### Requirements
Report how many lines contain "bets". The answer is a single number.

[Start of Data supplied]

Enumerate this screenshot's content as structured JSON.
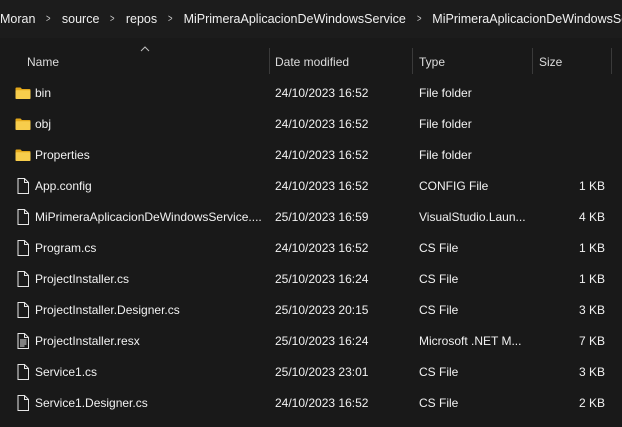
{
  "breadcrumb": [
    "Moran",
    "source",
    "repos",
    "MiPrimeraAplicacionDeWindowsService",
    "MiPrimeraAplicacionDeWindowsService"
  ],
  "columns": {
    "name": "Name",
    "date": "Date modified",
    "type": "Type",
    "size": "Size"
  },
  "sort": {
    "column": "Name",
    "direction": "ascending",
    "icon": "chevron-up-icon"
  },
  "files": [
    {
      "name": "bin",
      "date": "24/10/2023 16:52",
      "type": "File folder",
      "size": "",
      "icon": "folder-icon"
    },
    {
      "name": "obj",
      "date": "24/10/2023 16:52",
      "type": "File folder",
      "size": "",
      "icon": "folder-icon"
    },
    {
      "name": "Properties",
      "date": "24/10/2023 16:52",
      "type": "File folder",
      "size": "",
      "icon": "folder-icon"
    },
    {
      "name": "App.config",
      "date": "24/10/2023 16:52",
      "type": "CONFIG File",
      "size": "1 KB",
      "icon": "file-icon"
    },
    {
      "name": "MiPrimeraAplicacionDeWindowsService....",
      "date": "25/10/2023 16:59",
      "type": "VisualStudio.Laun...",
      "size": "4 KB",
      "icon": "file-icon"
    },
    {
      "name": "Program.cs",
      "date": "24/10/2023 16:52",
      "type": "CS File",
      "size": "1 KB",
      "icon": "file-icon"
    },
    {
      "name": "ProjectInstaller.cs",
      "date": "25/10/2023 16:24",
      "type": "CS File",
      "size": "1 KB",
      "icon": "file-icon"
    },
    {
      "name": "ProjectInstaller.Designer.cs",
      "date": "25/10/2023 20:15",
      "type": "CS File",
      "size": "3 KB",
      "icon": "file-icon"
    },
    {
      "name": "ProjectInstaller.resx",
      "date": "25/10/2023 16:24",
      "type": "Microsoft .NET M...",
      "size": "7 KB",
      "icon": "text-file-icon"
    },
    {
      "name": "Service1.cs",
      "date": "25/10/2023 23:01",
      "type": "CS File",
      "size": "3 KB",
      "icon": "file-icon"
    },
    {
      "name": "Service1.Designer.cs",
      "date": "24/10/2023 16:52",
      "type": "CS File",
      "size": "2 KB",
      "icon": "file-icon"
    }
  ],
  "colors": {
    "background": "#191919",
    "folder": "#f4c542",
    "text": "#f2f2f2"
  }
}
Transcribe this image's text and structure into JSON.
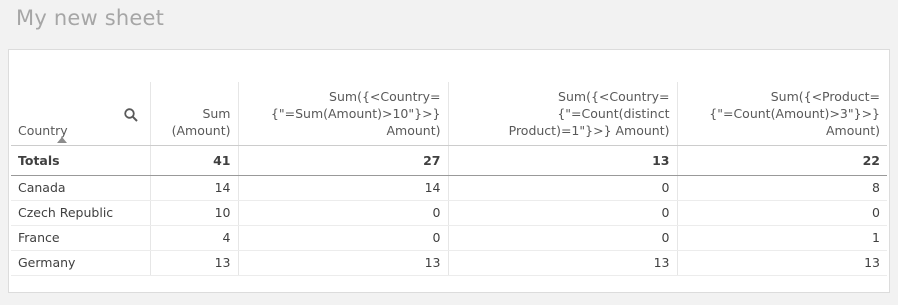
{
  "sheet": {
    "title": "My new sheet"
  },
  "table": {
    "dimension_header": "Country",
    "measure_headers": [
      "Sum (Amount)",
      "Sum({<Country={\"=Sum(Amount)>10\"}>} Amount)",
      "Sum({<Country={\"=Count(distinct Product)=1\"}>} Amount)",
      "Sum({<Product={\"=Count(Amount)>3\"}>} Amount)"
    ],
    "totals": {
      "label": "Totals",
      "values": [
        "41",
        "27",
        "13",
        "22"
      ]
    },
    "rows": [
      {
        "country": "Canada",
        "values": [
          "14",
          "14",
          "0",
          "8"
        ]
      },
      {
        "country": "Czech Republic",
        "values": [
          "10",
          "0",
          "0",
          "0"
        ]
      },
      {
        "country": "France",
        "values": [
          "4",
          "0",
          "0",
          "1"
        ]
      },
      {
        "country": "Germany",
        "values": [
          "13",
          "13",
          "13",
          "13"
        ]
      }
    ]
  },
  "icons": {
    "search": "search-icon",
    "sort": "sort-ascending-icon"
  },
  "colors": {
    "background": "#f2f2f2",
    "panel": "#ffffff",
    "title": "#a6a6a6",
    "text": "#404040"
  }
}
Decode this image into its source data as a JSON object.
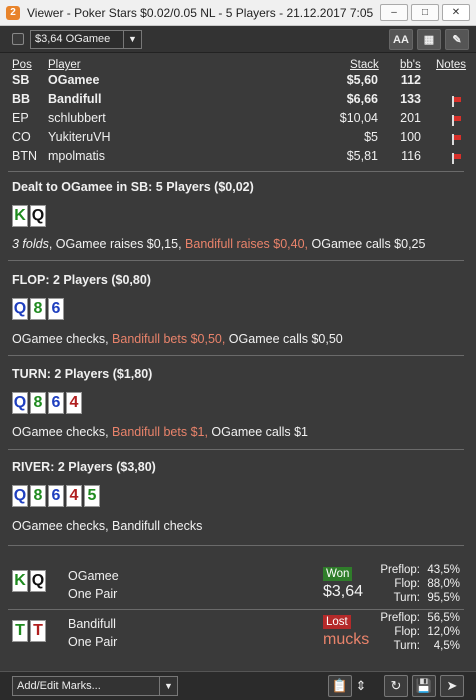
{
  "window": {
    "title": "Viewer - Poker Stars $0.02/0.05 NL - 5 Players - 21.12.2017 7:05",
    "app_icon": "2",
    "min": "–",
    "max": "□",
    "close": "✕"
  },
  "toolbar": {
    "player_select": "$3,64 OGamee",
    "font_button": "AA",
    "grid_icon": "▦",
    "edit_icon": "✎"
  },
  "table": {
    "headers": {
      "pos": "Pos",
      "player": "Player",
      "stack": "Stack",
      "bbs": "bb's",
      "notes": "Notes"
    },
    "rows": [
      {
        "pos": "SB",
        "player": "OGamee",
        "stack": "$5,60",
        "bbs": "112"
      },
      {
        "pos": "BB",
        "player": "Bandifull",
        "stack": "$6,66",
        "bbs": "133"
      },
      {
        "pos": "EP",
        "player": "schlubbert",
        "stack": "$10,04",
        "bbs": "201"
      },
      {
        "pos": "CO",
        "player": "YukiteruVH",
        "stack": "$5",
        "bbs": "100"
      },
      {
        "pos": "BTN",
        "player": "mpolmatis",
        "stack": "$5,81",
        "bbs": "116"
      }
    ]
  },
  "preflop": {
    "title": "Dealt to OGamee in SB: 5 Players ($0,02)",
    "cards": [
      {
        "rank": "K",
        "color": "#1f8a1f"
      },
      {
        "rank": "Q",
        "color": "#111111"
      }
    ],
    "a1": "3 folds",
    "a2": ", OGamee raises $0,15, ",
    "a3": "Bandifull raises $0,40,",
    "a4": " OGamee calls $0,25"
  },
  "flop": {
    "title": "FLOP: 2 Players ($0,80)",
    "cards": [
      {
        "rank": "Q",
        "color": "#1f3fbf"
      },
      {
        "rank": "8",
        "color": "#1f8a1f"
      },
      {
        "rank": "6",
        "color": "#1f3fbf"
      }
    ],
    "a1": "OGamee checks, ",
    "a2": "Bandifull bets $0,50,",
    "a3": " OGamee calls $0,50"
  },
  "turn": {
    "title": "TURN: 2 Players ($1,80)",
    "cards": [
      {
        "rank": "Q",
        "color": "#1f3fbf"
      },
      {
        "rank": "8",
        "color": "#1f8a1f"
      },
      {
        "rank": "6",
        "color": "#1f3fbf"
      },
      {
        "rank": "4",
        "color": "#b01e1e"
      }
    ],
    "a1": "OGamee checks, ",
    "a2": "Bandifull bets $1,",
    "a3": " OGamee calls $1"
  },
  "river": {
    "title": "RIVER: 2 Players ($3,80)",
    "cards": [
      {
        "rank": "Q",
        "color": "#1f3fbf"
      },
      {
        "rank": "8",
        "color": "#1f8a1f"
      },
      {
        "rank": "6",
        "color": "#1f3fbf"
      },
      {
        "rank": "4",
        "color": "#b01e1e"
      },
      {
        "rank": "5",
        "color": "#1f8a1f"
      }
    ],
    "a1": "OGamee checks, Bandifull checks"
  },
  "results": [
    {
      "cards": [
        {
          "rank": "K",
          "color": "#1f8a1f"
        },
        {
          "rank": "Q",
          "color": "#111111"
        }
      ],
      "name": "OGamee",
      "hand": "One Pair",
      "badge": "Won",
      "amount": "$3,64",
      "stats": [
        {
          "label": "Preflop:",
          "value": "43,5%"
        },
        {
          "label": "Flop:",
          "value": "88,0%"
        },
        {
          "label": "Turn:",
          "value": "95,5%"
        }
      ]
    },
    {
      "cards": [
        {
          "rank": "T",
          "color": "#1f8a1f"
        },
        {
          "rank": "T",
          "color": "#b01e1e"
        }
      ],
      "name": "Bandifull",
      "hand": "One Pair",
      "badge": "Lost",
      "amount": "mucks",
      "stats": [
        {
          "label": "Preflop:",
          "value": "56,5%"
        },
        {
          "label": "Flop:",
          "value": "12,0%"
        },
        {
          "label": "Turn:",
          "value": "4,5%"
        }
      ]
    }
  ],
  "bottom": {
    "marks": "Add/Edit Marks...",
    "clipboard_icon": "📋",
    "updown_icon": "⇕",
    "refresh_icon": "↻",
    "save_icon": "💾",
    "share_icon": "➤"
  }
}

[End of Data supplied]

### The result
2